# Do this
Copy every line in the records below that contains the word "decimale".

# Data for this exercise
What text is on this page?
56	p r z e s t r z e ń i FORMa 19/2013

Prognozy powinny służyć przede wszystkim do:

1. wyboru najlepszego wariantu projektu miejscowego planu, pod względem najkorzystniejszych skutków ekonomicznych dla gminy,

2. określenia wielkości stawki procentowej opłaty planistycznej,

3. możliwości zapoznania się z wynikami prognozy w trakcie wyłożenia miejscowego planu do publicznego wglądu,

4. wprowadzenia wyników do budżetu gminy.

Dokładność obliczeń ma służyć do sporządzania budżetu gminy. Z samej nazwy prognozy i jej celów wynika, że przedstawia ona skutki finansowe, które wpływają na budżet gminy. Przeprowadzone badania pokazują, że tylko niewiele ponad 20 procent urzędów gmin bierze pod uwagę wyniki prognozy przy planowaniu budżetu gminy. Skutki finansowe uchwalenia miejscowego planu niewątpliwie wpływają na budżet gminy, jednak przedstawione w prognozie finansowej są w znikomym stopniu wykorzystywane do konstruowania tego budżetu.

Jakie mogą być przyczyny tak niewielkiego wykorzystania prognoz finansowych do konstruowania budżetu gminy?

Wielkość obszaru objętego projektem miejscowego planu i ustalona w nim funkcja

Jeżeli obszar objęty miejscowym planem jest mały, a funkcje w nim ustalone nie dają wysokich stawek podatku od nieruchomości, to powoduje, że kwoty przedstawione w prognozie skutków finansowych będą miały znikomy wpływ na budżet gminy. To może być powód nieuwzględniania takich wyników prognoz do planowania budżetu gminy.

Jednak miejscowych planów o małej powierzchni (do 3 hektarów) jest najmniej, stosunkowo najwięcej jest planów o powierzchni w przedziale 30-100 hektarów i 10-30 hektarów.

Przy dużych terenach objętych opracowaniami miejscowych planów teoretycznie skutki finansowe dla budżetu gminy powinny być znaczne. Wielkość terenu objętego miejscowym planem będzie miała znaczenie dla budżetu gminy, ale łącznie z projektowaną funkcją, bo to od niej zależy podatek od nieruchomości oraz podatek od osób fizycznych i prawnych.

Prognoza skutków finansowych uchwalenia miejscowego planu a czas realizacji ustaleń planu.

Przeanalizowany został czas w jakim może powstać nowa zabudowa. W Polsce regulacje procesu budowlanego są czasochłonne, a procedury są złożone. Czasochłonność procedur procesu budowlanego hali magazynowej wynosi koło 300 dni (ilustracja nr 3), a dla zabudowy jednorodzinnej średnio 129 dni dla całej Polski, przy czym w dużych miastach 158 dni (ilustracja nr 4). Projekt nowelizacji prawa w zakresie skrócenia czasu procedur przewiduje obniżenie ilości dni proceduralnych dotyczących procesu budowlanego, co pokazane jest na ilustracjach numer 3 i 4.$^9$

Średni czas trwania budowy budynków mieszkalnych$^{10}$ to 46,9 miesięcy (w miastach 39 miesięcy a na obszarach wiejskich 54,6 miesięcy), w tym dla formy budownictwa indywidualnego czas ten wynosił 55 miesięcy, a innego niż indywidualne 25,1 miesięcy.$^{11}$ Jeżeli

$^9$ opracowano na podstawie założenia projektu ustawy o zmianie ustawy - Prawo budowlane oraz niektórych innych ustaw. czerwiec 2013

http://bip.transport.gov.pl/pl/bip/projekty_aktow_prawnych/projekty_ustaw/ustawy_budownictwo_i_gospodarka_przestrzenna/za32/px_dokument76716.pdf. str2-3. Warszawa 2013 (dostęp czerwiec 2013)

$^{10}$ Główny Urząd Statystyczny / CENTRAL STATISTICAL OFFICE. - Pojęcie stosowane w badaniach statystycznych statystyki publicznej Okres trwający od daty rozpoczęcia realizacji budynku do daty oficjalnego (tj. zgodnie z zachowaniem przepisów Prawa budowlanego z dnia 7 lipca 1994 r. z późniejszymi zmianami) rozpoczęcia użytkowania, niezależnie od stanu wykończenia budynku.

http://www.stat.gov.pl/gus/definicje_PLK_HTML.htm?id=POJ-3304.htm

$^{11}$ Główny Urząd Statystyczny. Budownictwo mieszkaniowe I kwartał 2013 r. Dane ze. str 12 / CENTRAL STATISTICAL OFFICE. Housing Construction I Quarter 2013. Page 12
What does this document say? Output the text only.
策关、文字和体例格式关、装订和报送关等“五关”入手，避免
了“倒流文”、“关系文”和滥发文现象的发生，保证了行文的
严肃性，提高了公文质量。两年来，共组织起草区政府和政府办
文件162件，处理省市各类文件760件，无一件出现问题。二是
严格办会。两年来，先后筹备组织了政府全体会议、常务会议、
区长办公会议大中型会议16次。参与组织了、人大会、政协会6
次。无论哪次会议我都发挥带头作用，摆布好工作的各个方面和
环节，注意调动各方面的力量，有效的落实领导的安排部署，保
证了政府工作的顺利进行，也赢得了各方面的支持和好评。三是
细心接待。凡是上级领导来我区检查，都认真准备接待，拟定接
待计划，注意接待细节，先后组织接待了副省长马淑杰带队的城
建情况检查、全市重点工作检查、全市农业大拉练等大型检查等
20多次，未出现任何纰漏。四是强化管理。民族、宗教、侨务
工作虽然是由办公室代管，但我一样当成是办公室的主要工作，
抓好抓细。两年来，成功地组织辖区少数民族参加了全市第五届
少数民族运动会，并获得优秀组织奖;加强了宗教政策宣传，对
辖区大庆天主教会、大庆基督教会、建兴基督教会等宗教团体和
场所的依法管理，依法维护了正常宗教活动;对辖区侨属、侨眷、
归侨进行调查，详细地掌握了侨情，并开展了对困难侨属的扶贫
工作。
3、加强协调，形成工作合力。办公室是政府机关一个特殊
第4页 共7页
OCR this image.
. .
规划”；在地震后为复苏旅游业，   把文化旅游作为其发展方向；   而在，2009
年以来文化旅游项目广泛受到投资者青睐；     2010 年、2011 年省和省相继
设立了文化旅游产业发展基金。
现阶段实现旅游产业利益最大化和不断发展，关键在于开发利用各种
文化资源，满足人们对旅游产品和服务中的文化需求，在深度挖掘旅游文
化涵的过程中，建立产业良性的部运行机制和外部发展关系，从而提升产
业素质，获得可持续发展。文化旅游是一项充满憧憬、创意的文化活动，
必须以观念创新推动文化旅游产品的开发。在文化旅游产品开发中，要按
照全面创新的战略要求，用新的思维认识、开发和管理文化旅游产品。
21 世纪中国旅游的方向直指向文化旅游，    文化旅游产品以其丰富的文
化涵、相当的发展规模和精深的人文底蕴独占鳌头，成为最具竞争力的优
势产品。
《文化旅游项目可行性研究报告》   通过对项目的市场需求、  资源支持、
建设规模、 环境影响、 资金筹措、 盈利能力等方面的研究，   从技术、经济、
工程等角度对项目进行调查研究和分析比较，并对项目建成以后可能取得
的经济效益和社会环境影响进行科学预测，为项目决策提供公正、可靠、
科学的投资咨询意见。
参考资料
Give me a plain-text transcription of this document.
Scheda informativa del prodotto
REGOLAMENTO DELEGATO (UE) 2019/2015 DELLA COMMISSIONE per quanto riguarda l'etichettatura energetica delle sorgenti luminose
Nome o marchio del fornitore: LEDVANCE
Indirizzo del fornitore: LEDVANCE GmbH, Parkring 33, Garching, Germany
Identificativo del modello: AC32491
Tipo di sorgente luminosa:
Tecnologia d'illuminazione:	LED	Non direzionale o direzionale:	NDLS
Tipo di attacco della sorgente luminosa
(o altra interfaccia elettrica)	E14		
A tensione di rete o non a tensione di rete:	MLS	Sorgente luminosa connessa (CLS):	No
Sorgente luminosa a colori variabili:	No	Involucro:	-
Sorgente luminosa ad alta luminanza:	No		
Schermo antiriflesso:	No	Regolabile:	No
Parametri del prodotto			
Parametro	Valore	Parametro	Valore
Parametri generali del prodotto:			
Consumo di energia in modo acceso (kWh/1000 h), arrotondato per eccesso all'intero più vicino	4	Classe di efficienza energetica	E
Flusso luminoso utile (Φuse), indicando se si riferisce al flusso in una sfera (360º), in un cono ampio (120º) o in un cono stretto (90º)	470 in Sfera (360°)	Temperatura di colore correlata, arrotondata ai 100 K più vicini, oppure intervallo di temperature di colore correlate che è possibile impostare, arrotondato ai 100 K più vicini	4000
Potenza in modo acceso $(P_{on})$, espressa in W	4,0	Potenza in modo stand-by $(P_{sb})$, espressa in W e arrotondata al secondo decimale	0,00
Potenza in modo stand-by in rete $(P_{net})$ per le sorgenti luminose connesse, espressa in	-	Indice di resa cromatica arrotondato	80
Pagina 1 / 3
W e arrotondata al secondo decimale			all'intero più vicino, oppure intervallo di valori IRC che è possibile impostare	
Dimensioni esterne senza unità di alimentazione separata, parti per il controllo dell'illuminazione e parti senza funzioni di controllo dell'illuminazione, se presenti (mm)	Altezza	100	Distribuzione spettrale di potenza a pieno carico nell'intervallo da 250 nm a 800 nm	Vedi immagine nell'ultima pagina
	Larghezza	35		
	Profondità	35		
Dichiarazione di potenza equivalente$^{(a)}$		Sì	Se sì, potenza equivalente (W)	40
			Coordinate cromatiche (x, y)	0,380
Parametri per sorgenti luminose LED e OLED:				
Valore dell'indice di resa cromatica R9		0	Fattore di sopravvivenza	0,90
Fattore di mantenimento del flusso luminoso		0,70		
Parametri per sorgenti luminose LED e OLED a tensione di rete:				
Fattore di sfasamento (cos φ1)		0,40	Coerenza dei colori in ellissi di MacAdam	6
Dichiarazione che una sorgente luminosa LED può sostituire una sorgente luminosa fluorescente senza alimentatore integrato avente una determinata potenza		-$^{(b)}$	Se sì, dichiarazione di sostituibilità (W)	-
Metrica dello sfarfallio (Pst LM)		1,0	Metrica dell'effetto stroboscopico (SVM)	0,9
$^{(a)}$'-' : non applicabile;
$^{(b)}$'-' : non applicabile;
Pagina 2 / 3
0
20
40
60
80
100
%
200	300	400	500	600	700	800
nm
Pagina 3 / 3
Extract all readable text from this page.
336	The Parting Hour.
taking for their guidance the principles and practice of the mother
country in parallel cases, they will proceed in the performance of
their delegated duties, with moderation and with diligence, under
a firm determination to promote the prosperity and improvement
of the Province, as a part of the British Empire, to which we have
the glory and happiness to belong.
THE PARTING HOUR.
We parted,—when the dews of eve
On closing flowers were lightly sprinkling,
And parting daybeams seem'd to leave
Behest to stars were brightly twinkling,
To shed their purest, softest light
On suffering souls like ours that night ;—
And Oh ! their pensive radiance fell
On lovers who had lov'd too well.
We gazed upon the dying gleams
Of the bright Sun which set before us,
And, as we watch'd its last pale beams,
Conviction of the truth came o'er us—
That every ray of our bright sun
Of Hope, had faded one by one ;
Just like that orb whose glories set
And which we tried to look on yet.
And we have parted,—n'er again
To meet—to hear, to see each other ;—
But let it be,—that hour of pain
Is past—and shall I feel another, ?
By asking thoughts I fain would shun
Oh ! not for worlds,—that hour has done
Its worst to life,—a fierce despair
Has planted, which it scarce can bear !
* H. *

# Finished answer
Potenza in modo acceso $(P_{on})$, espressa in W	4,0	Potenza in modo stand-by $(P_{sb})$, espressa in W e arrotondata al secondo decimale	0,00
W e arrotondata al secondo decimale			all'intero più vicino, oppure intervallo di valori IRC che è possibile impostare	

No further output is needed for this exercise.